## The input
○ ○ ○ ○ ○

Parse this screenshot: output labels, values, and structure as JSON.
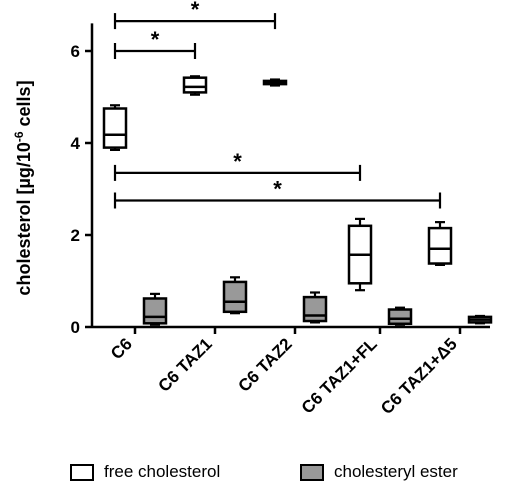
{
  "chart_data": {
    "type": "box",
    "ylabel": "cholesterol [µg/10",
    "ylabel_sup": "-6",
    "ylabel_tail": " cells]",
    "ylim": [
      0,
      6.6
    ],
    "yticks": [
      0,
      2,
      4,
      6
    ],
    "categories": [
      "C6",
      "C6 TAZ1",
      "C6 TAZ2",
      "C6 TAZ1+FL",
      "C6 TAZ1+Δ5"
    ],
    "series": [
      {
        "name": "free cholesterol",
        "color": "#ffffff",
        "boxes": [
          {
            "min": 3.85,
            "q1": 3.9,
            "median": 4.18,
            "q3": 4.75,
            "max": 4.82
          },
          {
            "min": 5.05,
            "q1": 5.1,
            "median": 5.22,
            "q3": 5.42,
            "max": 5.45
          },
          {
            "min": 5.25,
            "q1": 5.28,
            "median": 5.31,
            "q3": 5.35,
            "max": 5.38
          },
          {
            "min": 0.8,
            "q1": 0.95,
            "median": 1.57,
            "q3": 2.2,
            "max": 2.35
          },
          {
            "min": 1.35,
            "q1": 1.38,
            "median": 1.7,
            "q3": 2.15,
            "max": 2.28
          }
        ]
      },
      {
        "name": "cholesteryl ester",
        "color": "#999999",
        "boxes": [
          {
            "min": 0.05,
            "q1": 0.08,
            "median": 0.22,
            "q3": 0.62,
            "max": 0.72
          },
          {
            "min": 0.3,
            "q1": 0.33,
            "median": 0.55,
            "q3": 0.98,
            "max": 1.08
          },
          {
            "min": 0.1,
            "q1": 0.13,
            "median": 0.25,
            "q3": 0.65,
            "max": 0.75
          },
          {
            "min": 0.05,
            "q1": 0.07,
            "median": 0.18,
            "q3": 0.38,
            "max": 0.42
          },
          {
            "min": 0.08,
            "q1": 0.1,
            "median": 0.16,
            "q3": 0.22,
            "max": 0.24
          }
        ]
      }
    ],
    "significance": [
      {
        "label": "*",
        "from": 0,
        "to": 1,
        "y": 6.0
      },
      {
        "label": "*",
        "from": 0,
        "to": 2,
        "y": 6.65
      },
      {
        "label": "*",
        "from": 0,
        "to": 3,
        "y": 3.35
      },
      {
        "label": "*",
        "from": 0,
        "to": 4,
        "y": 2.75
      }
    ],
    "grid": false,
    "legend_position": "bottom"
  }
}
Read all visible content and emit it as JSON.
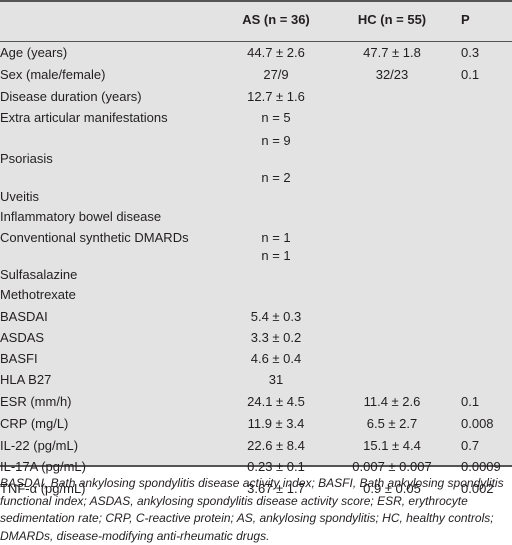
{
  "header": {
    "col_label": "",
    "as": "AS (n = 36)",
    "hc": "HC (n = 55)",
    "p": "P"
  },
  "rows": [
    {
      "label": "Age (years)",
      "as": "44.7 ± 2.6",
      "hc": "47.7 ± 1.8",
      "p": "0.3"
    },
    {
      "label": "Sex (male/female)",
      "as": "27/9",
      "hc": "32/23",
      "p": "0.1"
    },
    {
      "label": "Disease duration (years)",
      "as": "12.7 ± 1.6",
      "hc": "",
      "p": ""
    },
    {
      "label": "Extra articular manifestations",
      "as": "n = 5",
      "hc": "",
      "p": ""
    },
    {
      "label": "",
      "as": "n = 9",
      "hc": "",
      "p": ""
    },
    {
      "label": "Psoriasis",
      "as": "",
      "hc": "",
      "p": ""
    },
    {
      "label": "",
      "as": "n = 2",
      "hc": "",
      "p": ""
    },
    {
      "label": "Uveitis",
      "as": "",
      "hc": "",
      "p": ""
    },
    {
      "label": "Inflammatory bowel disease",
      "as": "",
      "hc": "",
      "p": ""
    },
    {
      "label": "Conventional synthetic DMARDs",
      "as": "n = 1",
      "hc": "",
      "p": ""
    },
    {
      "label": "",
      "as": "n = 1",
      "hc": "",
      "p": ""
    },
    {
      "label": "Sulfasalazine",
      "as": "",
      "hc": "",
      "p": ""
    },
    {
      "label": "Methotrexate",
      "as": "",
      "hc": "",
      "p": ""
    },
    {
      "label": "BASDAI",
      "as": "5.4 ± 0.3",
      "hc": "",
      "p": ""
    },
    {
      "label": "ASDAS",
      "as": "3.3 ± 0.2",
      "hc": "",
      "p": ""
    },
    {
      "label": "BASFI",
      "as": "4.6 ± 0.4",
      "hc": "",
      "p": ""
    },
    {
      "label": "HLA B27",
      "as": "31",
      "hc": "",
      "p": ""
    },
    {
      "label": "ESR (mm/h)",
      "as": "24.1 ± 4.5",
      "hc": "11.4 ± 2.6",
      "p": "0.1"
    },
    {
      "label": "CRP (mg/L)",
      "as": "11.9 ± 3.4",
      "hc": "6.5 ± 2.7",
      "p": "0.008"
    },
    {
      "label": "IL-22 (pg/mL)",
      "as": "22.6 ± 8.4",
      "hc": "15.1 ± 4.4",
      "p": "0.7"
    },
    {
      "label": "IL-17A (pg/mL)",
      "as": "0.23 ± 0.1",
      "hc": "0.007 ± 0.007",
      "p": "0.0009"
    },
    {
      "label": "TNF-α (pg/mL)",
      "as": "3.67 ± 1.7",
      "hc": "0.9 ± 0.05",
      "p": "0.002"
    }
  ],
  "footnote": "BASDAI, Bath ankylosing spondylitis disease activity index; BASFI, Bath ankylosing spondylitis functional index; ASDAS, ankylosing spondylitis disease activity score; ESR, erythrocyte sedimentation rate; CRP, C-reactive protein; AS, ankylosing spondylitis; HC, healthy controls; DMARDs, disease-modifying anti-rheumatic drugs."
}
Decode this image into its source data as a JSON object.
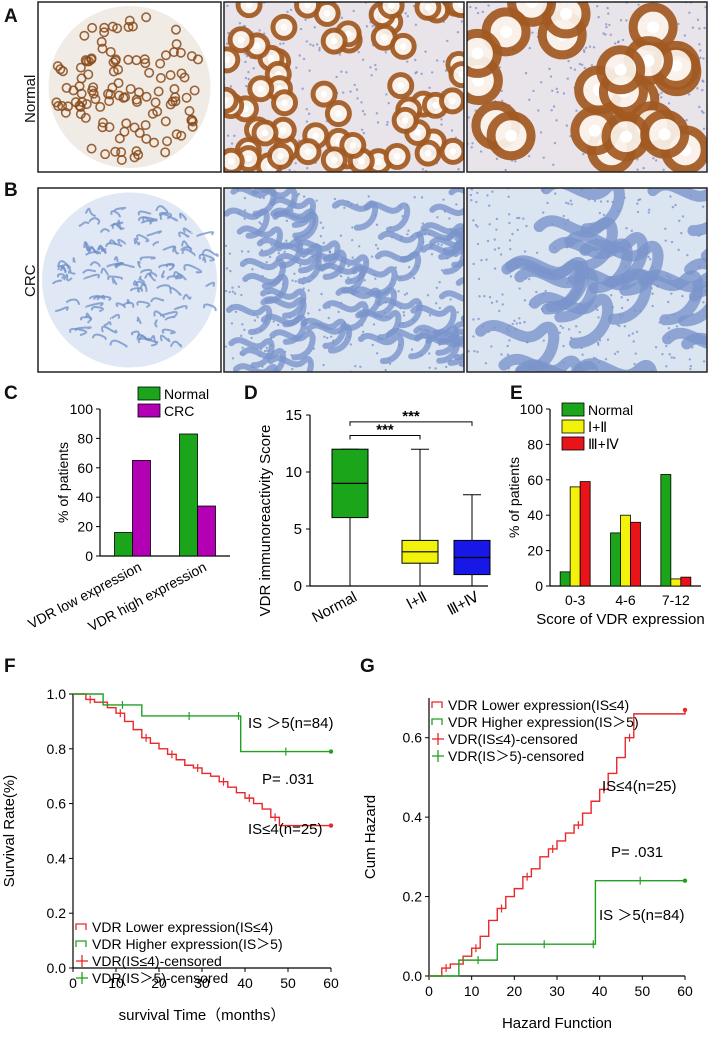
{
  "panels": {
    "A": "A",
    "B": "B",
    "C": "C",
    "D": "D",
    "E": "E",
    "F": "F",
    "G": "G"
  },
  "micrograph_rows": [
    {
      "label": "Normal",
      "stain": "brown-positive"
    },
    {
      "label": "CRC",
      "stain": "blue-negative"
    }
  ],
  "colors": {
    "normal": "#1aa51a",
    "crc": "#b400b4",
    "stage12": "#f2f20a",
    "stage34": "#e8141a",
    "iv_box": "#1717e8",
    "km_low": "#e8282a",
    "km_high": "#22a022",
    "brown": "#8a4a18",
    "tissue_blue": "#6f8fc8"
  },
  "chart_data": [
    {
      "panel": "C",
      "type": "bar",
      "categories": [
        "VDR low expression",
        "VDR high expression"
      ],
      "series": [
        {
          "name": "Normal",
          "values": [
            16,
            83
          ]
        },
        {
          "name": "CRC",
          "values": [
            65,
            34
          ]
        }
      ],
      "ylabel": "% of patients",
      "ylim": [
        0,
        100
      ],
      "yticks": [
        "0",
        "20",
        "40",
        "60",
        "80",
        "100"
      ],
      "legend": "top"
    },
    {
      "panel": "D",
      "type": "box",
      "categories": [
        "Normal",
        "Ⅰ+Ⅱ",
        "Ⅲ+Ⅳ"
      ],
      "boxes": [
        {
          "min": 0,
          "q1": 6,
          "median": 9,
          "q3": 12,
          "max": 12
        },
        {
          "min": 0,
          "q1": 2,
          "median": 3,
          "q3": 4,
          "max": 12
        },
        {
          "min": 0,
          "q1": 1,
          "median": 2.5,
          "q3": 4,
          "max": 8
        }
      ],
      "ylabel": "VDR immunoreactivity Score",
      "ylim": [
        0,
        15
      ],
      "yticks": [
        "0",
        "5",
        "10",
        "15"
      ],
      "significance": [
        "***",
        "***"
      ]
    },
    {
      "panel": "E",
      "type": "bar",
      "categories": [
        "0-3",
        "4-6",
        "7-12"
      ],
      "series": [
        {
          "name": "Normal",
          "values": [
            8,
            30,
            63
          ]
        },
        {
          "name": "Ⅰ+Ⅱ",
          "values": [
            56,
            40,
            4
          ]
        },
        {
          "name": "Ⅲ+Ⅳ",
          "values": [
            59,
            36,
            5
          ]
        }
      ],
      "xlabel": "Score of VDR expression",
      "ylabel": "% of patients",
      "ylim": [
        0,
        100
      ],
      "yticks": [
        "0",
        "20",
        "40",
        "60",
        "80",
        "100"
      ],
      "legend": "top-left"
    },
    {
      "panel": "F",
      "type": "line",
      "xlabel": "survival Time（months）",
      "ylabel": "Survival Rate(%)",
      "xlim": [
        0,
        60
      ],
      "ylim": [
        0,
        1
      ],
      "xticks": [
        "0",
        "10",
        "20",
        "30",
        "40",
        "50",
        "60"
      ],
      "yticks": [
        "0.0",
        "0.2",
        "0.4",
        "0.6",
        "0.8",
        "1.0"
      ],
      "annotations": [
        "IS ＞5(n=84)",
        "P= .031",
        "IS≤4(n=25)"
      ],
      "legend": [
        "VDR Lower expression(IS≤4)",
        "VDR Higher expression(IS＞5)",
        "VDR(IS≤4)-censored",
        "VDR(IS＞5)-censored"
      ],
      "series": [
        {
          "name": "VDR Lower expression(IS≤4)",
          "x": [
            0,
            3,
            5,
            8,
            10,
            12,
            14,
            16,
            18,
            20,
            22,
            24,
            26,
            28,
            30,
            32,
            34,
            36,
            38,
            40,
            42,
            44,
            46,
            48,
            60
          ],
          "y": [
            1.0,
            0.98,
            0.97,
            0.95,
            0.93,
            0.9,
            0.87,
            0.84,
            0.82,
            0.8,
            0.78,
            0.76,
            0.74,
            0.73,
            0.71,
            0.7,
            0.68,
            0.66,
            0.64,
            0.62,
            0.6,
            0.58,
            0.55,
            0.52,
            0.52
          ]
        },
        {
          "name": "VDR Higher expression(IS＞5)",
          "x": [
            0,
            7,
            16,
            38,
            39,
            60
          ],
          "y": [
            1.0,
            0.96,
            0.92,
            0.92,
            0.79,
            0.79
          ]
        }
      ]
    },
    {
      "panel": "G",
      "type": "line",
      "xlabel": "Hazard Function",
      "ylabel": "Cum Hazard",
      "xlim": [
        0,
        60
      ],
      "ylim": [
        0,
        0.7
      ],
      "xticks": [
        "0",
        "10",
        "20",
        "30",
        "40",
        "50",
        "60"
      ],
      "yticks": [
        "0.0",
        "0.2",
        "0.4",
        "0.6"
      ],
      "annotations": [
        "IS≤4(n=25)",
        "P= .031",
        "IS ＞5(n=84)"
      ],
      "legend": [
        "VDR Lower expression(IS≤4)",
        "VDR Higher expression(IS＞5)",
        "VDR(IS≤4)-censored",
        "VDR(IS＞5)-censored"
      ],
      "series": [
        {
          "name": "VDR Lower expression(IS≤4)",
          "x": [
            0,
            3,
            5,
            8,
            10,
            12,
            14,
            16,
            18,
            20,
            22,
            24,
            26,
            28,
            30,
            32,
            34,
            36,
            38,
            40,
            42,
            44,
            46,
            48,
            60
          ],
          "y": [
            0.0,
            0.02,
            0.03,
            0.05,
            0.07,
            0.1,
            0.14,
            0.17,
            0.2,
            0.22,
            0.25,
            0.27,
            0.3,
            0.32,
            0.34,
            0.36,
            0.38,
            0.41,
            0.44,
            0.47,
            0.51,
            0.55,
            0.6,
            0.66,
            0.67
          ]
        },
        {
          "name": "VDR Higher expression(IS＞5)",
          "x": [
            0,
            7,
            16,
            38,
            39,
            60
          ],
          "y": [
            0.0,
            0.04,
            0.08,
            0.08,
            0.24,
            0.24
          ]
        }
      ]
    }
  ]
}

○ ○ ○ ○ ○

## Required work
Look through the entries, and return every line that the word "stain" appears in.

## Reply
      "stain": "brown-positive"
      "stain": "blue-negative"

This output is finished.